Short task: Extract every one of the lines below, reproducing each character for character without any changes.

━━━━

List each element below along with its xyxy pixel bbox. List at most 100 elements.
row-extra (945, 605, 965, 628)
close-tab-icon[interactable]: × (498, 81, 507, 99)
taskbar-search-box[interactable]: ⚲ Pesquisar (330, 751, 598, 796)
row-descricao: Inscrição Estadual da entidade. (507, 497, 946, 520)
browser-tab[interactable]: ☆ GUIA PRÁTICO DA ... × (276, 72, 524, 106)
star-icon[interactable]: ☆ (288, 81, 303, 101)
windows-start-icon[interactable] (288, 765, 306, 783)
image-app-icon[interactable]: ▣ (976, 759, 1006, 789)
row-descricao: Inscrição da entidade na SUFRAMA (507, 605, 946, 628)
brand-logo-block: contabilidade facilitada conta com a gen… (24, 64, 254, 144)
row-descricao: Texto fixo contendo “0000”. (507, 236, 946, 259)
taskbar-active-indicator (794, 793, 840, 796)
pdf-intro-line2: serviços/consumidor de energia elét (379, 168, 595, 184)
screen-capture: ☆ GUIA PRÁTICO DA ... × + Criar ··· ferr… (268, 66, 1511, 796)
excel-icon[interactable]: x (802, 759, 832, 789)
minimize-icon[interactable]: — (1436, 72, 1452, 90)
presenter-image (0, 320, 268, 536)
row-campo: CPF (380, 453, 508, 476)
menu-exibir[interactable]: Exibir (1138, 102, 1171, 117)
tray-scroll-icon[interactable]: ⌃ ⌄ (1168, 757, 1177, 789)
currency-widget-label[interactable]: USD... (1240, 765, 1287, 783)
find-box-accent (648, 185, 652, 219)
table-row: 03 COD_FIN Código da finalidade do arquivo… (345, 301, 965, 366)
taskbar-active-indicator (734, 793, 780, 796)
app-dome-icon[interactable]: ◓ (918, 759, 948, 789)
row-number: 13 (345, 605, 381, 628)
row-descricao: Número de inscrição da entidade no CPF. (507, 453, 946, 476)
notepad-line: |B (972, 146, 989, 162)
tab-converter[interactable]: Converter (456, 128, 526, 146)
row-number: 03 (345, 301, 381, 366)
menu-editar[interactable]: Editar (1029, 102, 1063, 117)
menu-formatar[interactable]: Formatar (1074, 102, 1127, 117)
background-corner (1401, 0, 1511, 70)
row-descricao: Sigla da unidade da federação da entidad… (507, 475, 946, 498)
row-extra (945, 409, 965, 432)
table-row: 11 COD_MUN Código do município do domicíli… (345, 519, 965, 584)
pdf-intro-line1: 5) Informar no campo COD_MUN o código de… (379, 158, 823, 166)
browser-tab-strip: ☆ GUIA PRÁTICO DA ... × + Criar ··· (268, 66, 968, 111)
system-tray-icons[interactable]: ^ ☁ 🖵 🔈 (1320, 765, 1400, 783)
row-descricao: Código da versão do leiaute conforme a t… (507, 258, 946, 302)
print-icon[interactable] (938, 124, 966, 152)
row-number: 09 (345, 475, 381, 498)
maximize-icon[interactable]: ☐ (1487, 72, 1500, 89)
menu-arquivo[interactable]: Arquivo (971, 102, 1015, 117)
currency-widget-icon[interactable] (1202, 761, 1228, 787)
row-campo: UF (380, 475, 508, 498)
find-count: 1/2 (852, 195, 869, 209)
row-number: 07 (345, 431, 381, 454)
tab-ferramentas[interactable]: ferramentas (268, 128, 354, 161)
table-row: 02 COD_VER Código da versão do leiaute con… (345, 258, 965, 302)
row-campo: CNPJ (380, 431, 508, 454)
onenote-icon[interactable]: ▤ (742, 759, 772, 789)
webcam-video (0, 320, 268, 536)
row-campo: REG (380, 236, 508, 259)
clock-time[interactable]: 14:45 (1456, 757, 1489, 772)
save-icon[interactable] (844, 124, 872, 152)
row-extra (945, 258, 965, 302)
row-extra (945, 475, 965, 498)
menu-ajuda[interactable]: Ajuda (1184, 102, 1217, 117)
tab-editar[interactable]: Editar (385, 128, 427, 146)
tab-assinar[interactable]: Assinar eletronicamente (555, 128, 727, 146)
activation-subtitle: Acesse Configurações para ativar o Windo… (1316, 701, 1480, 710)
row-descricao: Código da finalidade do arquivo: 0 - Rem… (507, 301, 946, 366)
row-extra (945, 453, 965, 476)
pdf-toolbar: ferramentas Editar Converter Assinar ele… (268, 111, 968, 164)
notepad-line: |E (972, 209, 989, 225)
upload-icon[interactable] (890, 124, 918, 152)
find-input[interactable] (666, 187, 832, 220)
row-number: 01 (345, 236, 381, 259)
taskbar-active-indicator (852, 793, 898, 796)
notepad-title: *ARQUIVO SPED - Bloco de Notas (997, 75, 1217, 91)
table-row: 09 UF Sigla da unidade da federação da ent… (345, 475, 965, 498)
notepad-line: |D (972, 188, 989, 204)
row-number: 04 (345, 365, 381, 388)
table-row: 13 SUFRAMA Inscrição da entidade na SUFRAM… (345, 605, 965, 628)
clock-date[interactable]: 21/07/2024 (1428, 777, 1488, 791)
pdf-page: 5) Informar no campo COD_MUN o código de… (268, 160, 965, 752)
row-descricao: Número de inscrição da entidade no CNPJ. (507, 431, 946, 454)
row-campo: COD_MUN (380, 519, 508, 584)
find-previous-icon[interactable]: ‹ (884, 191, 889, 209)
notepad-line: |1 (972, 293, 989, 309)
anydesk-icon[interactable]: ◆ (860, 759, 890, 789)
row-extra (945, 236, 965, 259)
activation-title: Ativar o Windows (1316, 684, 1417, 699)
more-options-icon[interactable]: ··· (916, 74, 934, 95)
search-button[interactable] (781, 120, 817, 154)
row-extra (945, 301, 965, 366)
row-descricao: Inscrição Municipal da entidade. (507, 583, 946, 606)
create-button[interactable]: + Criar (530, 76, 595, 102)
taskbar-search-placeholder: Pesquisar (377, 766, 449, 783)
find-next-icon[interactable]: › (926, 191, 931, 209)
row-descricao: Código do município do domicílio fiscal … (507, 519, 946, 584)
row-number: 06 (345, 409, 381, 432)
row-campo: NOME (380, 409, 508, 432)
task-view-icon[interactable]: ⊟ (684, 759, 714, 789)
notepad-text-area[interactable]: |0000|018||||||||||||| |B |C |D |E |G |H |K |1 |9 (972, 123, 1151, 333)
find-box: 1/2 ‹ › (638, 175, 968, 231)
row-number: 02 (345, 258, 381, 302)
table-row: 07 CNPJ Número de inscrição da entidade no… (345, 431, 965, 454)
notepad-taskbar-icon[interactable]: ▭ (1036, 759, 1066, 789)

━━━━

Result of this task:
List each element below along with its xyxy pixel bbox. List at most 100 elements.
row-extra (945, 605, 965, 628)
close-tab-icon[interactable]: × (498, 81, 507, 99)
taskbar-search-box[interactable]: ⚲ Pesquisar (330, 751, 598, 796)
row-descricao: Inscrição Estadual da entidade. (507, 497, 946, 520)
browser-tab[interactable]: ☆ GUIA PRÁTICO DA ... × (276, 72, 524, 106)
star-icon[interactable]: ☆ (288, 81, 303, 101)
windows-start-icon[interactable] (288, 765, 306, 783)
image-app-icon[interactable]: ▣ (976, 759, 1006, 789)
row-descricao: Inscrição da entidade na SUFRAMA (507, 605, 946, 628)
brand-logo-block: contabilidade facilitada conta com a gen… (24, 64, 254, 144)
row-descricao: Texto fixo contendo “0000”. (507, 236, 946, 259)
taskbar-active-indicator (794, 793, 840, 796)
pdf-intro-line2: serviços/consumidor de energia elét (379, 168, 595, 184)
screen-capture: ☆ GUIA PRÁTICO DA ... × + Criar ··· ferr… (268, 66, 1511, 796)
excel-icon[interactable]: x (802, 759, 832, 789)
minimize-icon[interactable]: — (1436, 72, 1452, 90)
presenter-image (0, 320, 268, 536)
row-campo: CPF (380, 453, 508, 476)
menu-exibir[interactable]: Exibir (1138, 102, 1171, 117)
tray-scroll-icon[interactable]: ⌃ ⌄ (1168, 757, 1177, 789)
currency-widget-label[interactable]: USD... (1240, 765, 1287, 783)
find-box-accent (648, 185, 652, 219)
table-row: 03 COD_FIN Código da finalidade do arquivo… (345, 301, 965, 366)
taskbar-active-indicator (734, 793, 780, 796)
app-dome-icon[interactable]: ◓ (918, 759, 948, 789)
row-number: 13 (345, 605, 381, 628)
row-descricao: Número de inscrição da entidade no CPF. (507, 453, 946, 476)
notepad-line: |B (972, 146, 989, 162)
tab-converter[interactable]: Converter (456, 128, 526, 146)
row-number: 03 (345, 301, 381, 366)
menu-editar[interactable]: Editar (1029, 102, 1063, 117)
menu-formatar[interactable]: Formatar (1074, 102, 1127, 117)
background-corner (1401, 0, 1511, 70)
row-descricao: Sigla da unidade da federação da entidad… (507, 475, 946, 498)
row-extra (945, 409, 965, 432)
table-row: 11 COD_MUN Código do município do domicíli… (345, 519, 965, 584)
pdf-intro-line1: 5) Informar no campo COD_MUN o código de… (379, 158, 823, 166)
browser-tab-strip: ☆ GUIA PRÁTICO DA ... × + Criar ··· (268, 66, 968, 111)
system-tray-icons[interactable]: ^ ☁ 🖵 🔈 (1320, 765, 1400, 783)
row-descricao: Código da versão do leiaute conforme a t… (507, 258, 946, 302)
print-icon[interactable] (938, 124, 966, 152)
row-number: 09 (345, 475, 381, 498)
maximize-icon[interactable]: ☐ (1487, 72, 1500, 89)
menu-arquivo[interactable]: Arquivo (971, 102, 1015, 117)
currency-widget-icon[interactable] (1202, 761, 1228, 787)
row-campo: UF (380, 475, 508, 498)
find-count: 1/2 (852, 195, 869, 209)
row-number: 07 (345, 431, 381, 454)
tab-ferramentas[interactable]: ferramentas (268, 128, 354, 161)
table-row: 02 COD_VER Código da versão do leiaute con… (345, 258, 965, 302)
row-campo: CNPJ (380, 431, 508, 454)
onenote-icon[interactable]: ▤ (742, 759, 772, 789)
webcam-video (0, 320, 268, 536)
row-campo: REG (380, 236, 508, 259)
clock-time[interactable]: 14:45 (1456, 757, 1489, 772)
save-icon[interactable] (844, 124, 872, 152)
row-extra (945, 258, 965, 302)
row-extra (945, 475, 965, 498)
menu-ajuda[interactable]: Ajuda (1184, 102, 1217, 117)
tab-editar[interactable]: Editar (385, 128, 427, 146)
tab-assinar[interactable]: Assinar eletronicamente (555, 128, 727, 146)
activation-subtitle: Acesse Configurações para ativar o Windo… (1316, 701, 1480, 710)
row-descricao: Código da finalidade do arquivo: 0 - Rem… (507, 301, 946, 366)
row-extra (945, 453, 965, 476)
pdf-toolbar: ferramentas Editar Converter Assinar ele… (268, 111, 968, 164)
notepad-line: |E (972, 209, 989, 225)
upload-icon[interactable] (890, 124, 918, 152)
find-input[interactable] (666, 187, 832, 220)
row-number: 01 (345, 236, 381, 259)
taskbar-active-indicator (852, 793, 898, 796)
notepad-title: *ARQUIVO SPED - Bloco de Notas (997, 75, 1217, 91)
table-row: 09 UF Sigla da unidade da federação da ent… (345, 475, 965, 498)
notepad-line: |D (972, 188, 989, 204)
row-number: 04 (345, 365, 381, 388)
table-row: 13 SUFRAMA Inscrição da entidade na SUFRAM… (345, 605, 965, 628)
clock-date[interactable]: 21/07/2024 (1428, 777, 1488, 791)
pdf-page: 5) Informar no campo COD_MUN o código de… (268, 160, 965, 752)
row-descricao: Número de inscrição da entidade no CNPJ. (507, 431, 946, 454)
row-campo: COD_MUN (380, 519, 508, 584)
find-previous-icon[interactable]: ‹ (884, 191, 889, 209)
notepad-line: |1 (972, 293, 989, 309)
anydesk-icon[interactable]: ◆ (860, 759, 890, 789)
row-extra (945, 236, 965, 259)
activation-title: Ativar o Windows (1316, 684, 1417, 699)
more-options-icon[interactable]: ··· (916, 74, 934, 95)
search-button[interactable] (781, 120, 817, 154)
row-extra (945, 301, 965, 366)
row-descricao: Inscrição Municipal da entidade. (507, 583, 946, 606)
create-button[interactable]: + Criar (530, 76, 595, 102)
taskbar-search-placeholder: Pesquisar (377, 766, 449, 783)
find-next-icon[interactable]: › (926, 191, 931, 209)
row-descricao: Código do município do domicílio fiscal … (507, 519, 946, 584)
row-number: 06 (345, 409, 381, 432)
row-campo: NOME (380, 409, 508, 432)
task-view-icon[interactable]: ⊟ (684, 759, 714, 789)
notepad-text-area[interactable]: |0000|018||||||||||||| |B |C |D |E |G |H |K |1 |9 (972, 123, 1151, 333)
find-box: 1/2 ‹ › (638, 175, 968, 231)
row-number: 02 (345, 258, 381, 302)
table-row: 07 CNPJ Número de inscrição da entidade no… (345, 431, 965, 454)
notepad-taskbar-icon[interactable]: ▭ (1036, 759, 1066, 789)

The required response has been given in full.